§ **Given data**
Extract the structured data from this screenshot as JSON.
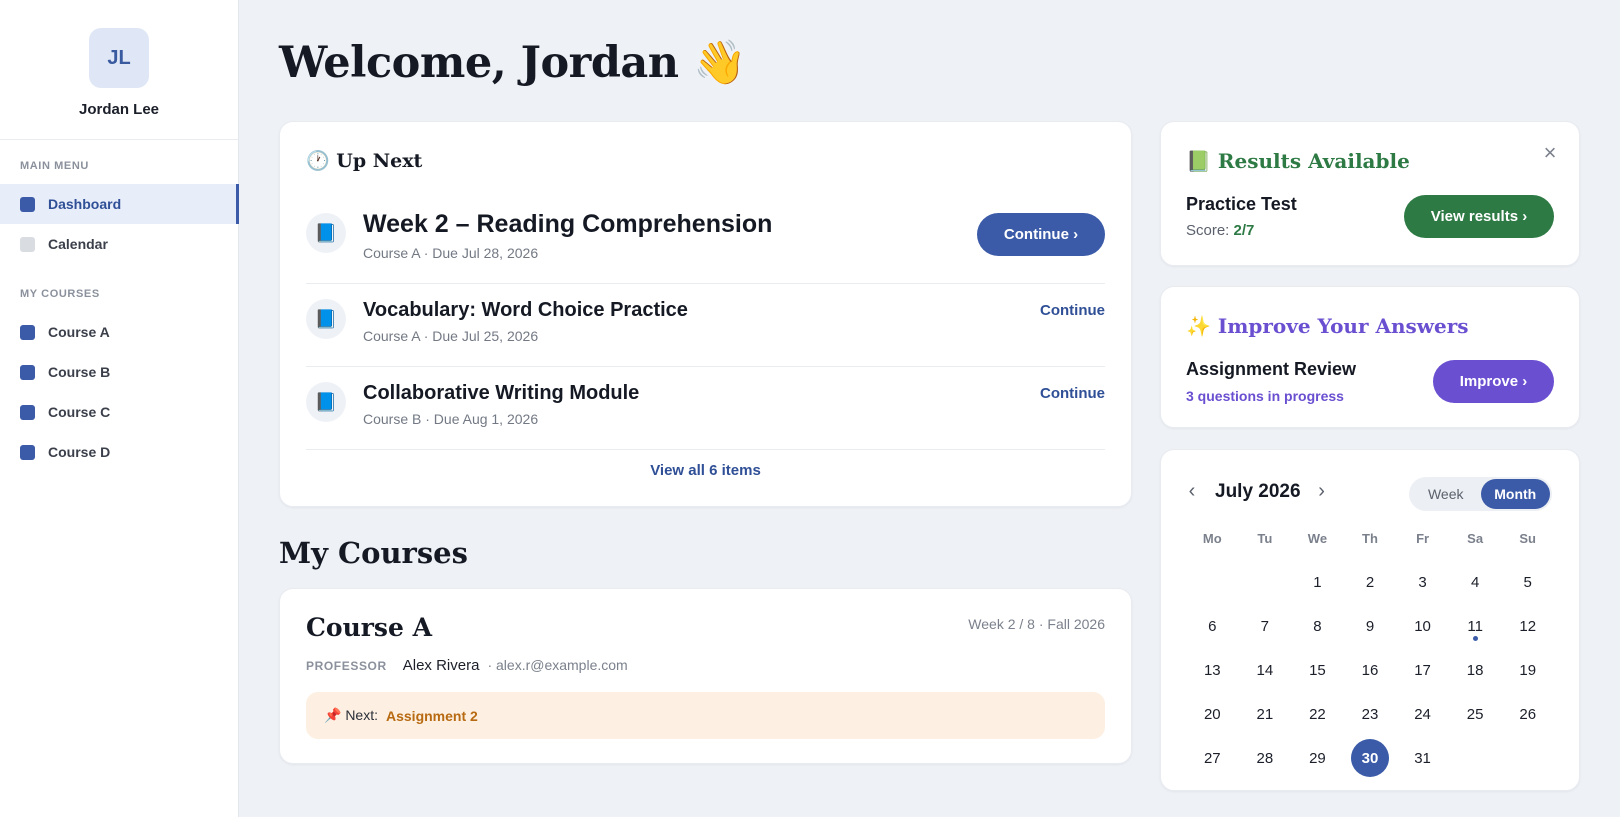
{
  "user": {
    "initials": "JL",
    "name": "Jordan Lee"
  },
  "sidebar": {
    "main_menu_label": "MAIN MENU",
    "main_items": [
      {
        "label": "Dashboard",
        "active": true
      },
      {
        "label": "Calendar",
        "active": false
      }
    ],
    "courses_label": "MY COURSES",
    "course_items": [
      {
        "label": "Course A"
      },
      {
        "label": "Course B"
      },
      {
        "label": "Course C"
      },
      {
        "label": "Course D"
      }
    ]
  },
  "header": {
    "welcome": "Welcome, Jordan 👋"
  },
  "up_next": {
    "title": "🕐 Up Next",
    "items": [
      {
        "icon": "📘",
        "title": "Week 2 – Reading Comprehension",
        "meta": "Course A · Due Jul 28, 2026",
        "action": "Continue ›"
      },
      {
        "icon": "📘",
        "title": "Vocabulary: Word Choice Practice",
        "meta": "Course A · Due Jul 25, 2026",
        "action": "Continue"
      },
      {
        "icon": "📘",
        "title": "Collaborative Writing Module",
        "meta": "Course B · Due Aug 1, 2026",
        "action": "Continue"
      }
    ],
    "view_all": "View all 6 items"
  },
  "my_courses": {
    "heading": "My Courses",
    "course": {
      "title": "Course A",
      "meta": "Week 2 / 8 · Fall 2026",
      "professor_label": "PROFESSOR",
      "professor_name": "Alex Rivera",
      "professor_email": "· alex.r@example.com",
      "next_label": "📌 Next:",
      "next_value": "Assignment 2"
    }
  },
  "results": {
    "title": "📗 Results Available",
    "item": "Practice Test",
    "score_label": "Score:",
    "score_value": "2/7",
    "button": "View results ›",
    "close": "×"
  },
  "improve": {
    "title": "✨ Improve Your Answers",
    "item": "Assignment Review",
    "sub": "3 questions in progress",
    "button": "Improve ›"
  },
  "calendar": {
    "month": "July 2026",
    "prev": "‹",
    "next": "›",
    "view_week": "Week",
    "view_month": "Month",
    "weekdays": [
      "Mo",
      "Tu",
      "We",
      "Th",
      "Fr",
      "Sa",
      "Su"
    ],
    "days": [
      "",
      "",
      "1",
      "2",
      "3",
      "4",
      "5",
      "6",
      "7",
      "8",
      "9",
      "10",
      "11",
      "12",
      "13",
      "14",
      "15",
      "16",
      "17",
      "18",
      "19",
      "20",
      "21",
      "22",
      "23",
      "24",
      "25",
      "26",
      "27",
      "28",
      "29",
      "30",
      "31"
    ],
    "today": "30",
    "event_days": [
      "11"
    ]
  },
  "colors": {
    "accent": "#3b5ba8",
    "results_green": "#2e7a45",
    "improve_purple": "#6a4fd1",
    "next_orange": "#b86a12"
  }
}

§ **Aim of the task**
Transcribe the records above verbatim. Do not carry over any picture.

§ **The solution**
Extract the structured data from this screenshot as JSON.
{
  "user": {
    "initials": "JL",
    "name": "Jordan Lee"
  },
  "sidebar": {
    "main_menu_label": "MAIN MENU",
    "main_items": [
      {
        "label": "Dashboard",
        "active": true
      },
      {
        "label": "Calendar",
        "active": false
      }
    ],
    "courses_label": "MY COURSES",
    "course_items": [
      {
        "label": "Course A"
      },
      {
        "label": "Course B"
      },
      {
        "label": "Course C"
      },
      {
        "label": "Course D"
      }
    ]
  },
  "header": {
    "welcome": "Welcome, Jordan 👋"
  },
  "up_next": {
    "title": "🕐 Up Next",
    "items": [
      {
        "icon": "📘",
        "title": "Week 2 – Reading Comprehension",
        "meta": "Course A · Due Jul 28, 2026",
        "action": "Continue ›"
      },
      {
        "icon": "📘",
        "title": "Vocabulary: Word Choice Practice",
        "meta": "Course A · Due Jul 25, 2026",
        "action": "Continue"
      },
      {
        "icon": "📘",
        "title": "Collaborative Writing Module",
        "meta": "Course B · Due Aug 1, 2026",
        "action": "Continue"
      }
    ],
    "view_all": "View all 6 items"
  },
  "my_courses": {
    "heading": "My Courses",
    "course": {
      "title": "Course A",
      "meta": "Week 2 / 8 · Fall 2026",
      "professor_label": "PROFESSOR",
      "professor_name": "Alex Rivera",
      "professor_email": "· alex.r@example.com",
      "next_label": "📌 Next:",
      "next_value": "Assignment 2"
    }
  },
  "results": {
    "title": "📗 Results Available",
    "item": "Practice Test",
    "score_label": "Score:",
    "score_value": "2/7",
    "button": "View results ›",
    "close": "×"
  },
  "improve": {
    "title": "✨ Improve Your Answers",
    "item": "Assignment Review",
    "sub": "3 questions in progress",
    "button": "Improve ›"
  },
  "calendar": {
    "month": "July 2026",
    "prev": "‹",
    "next": "›",
    "view_week": "Week",
    "view_month": "Month",
    "weekdays": [
      "Mo",
      "Tu",
      "We",
      "Th",
      "Fr",
      "Sa",
      "Su"
    ],
    "days": [
      "",
      "",
      "1",
      "2",
      "3",
      "4",
      "5",
      "6",
      "7",
      "8",
      "9",
      "10",
      "11",
      "12",
      "13",
      "14",
      "15",
      "16",
      "17",
      "18",
      "19",
      "20",
      "21",
      "22",
      "23",
      "24",
      "25",
      "26",
      "27",
      "28",
      "29",
      "30",
      "31"
    ],
    "today": "30",
    "event_days": [
      "11"
    ]
  },
  "colors": {
    "accent": "#3b5ba8",
    "results_green": "#2e7a45",
    "improve_purple": "#6a4fd1",
    "next_orange": "#b86a12"
  }
}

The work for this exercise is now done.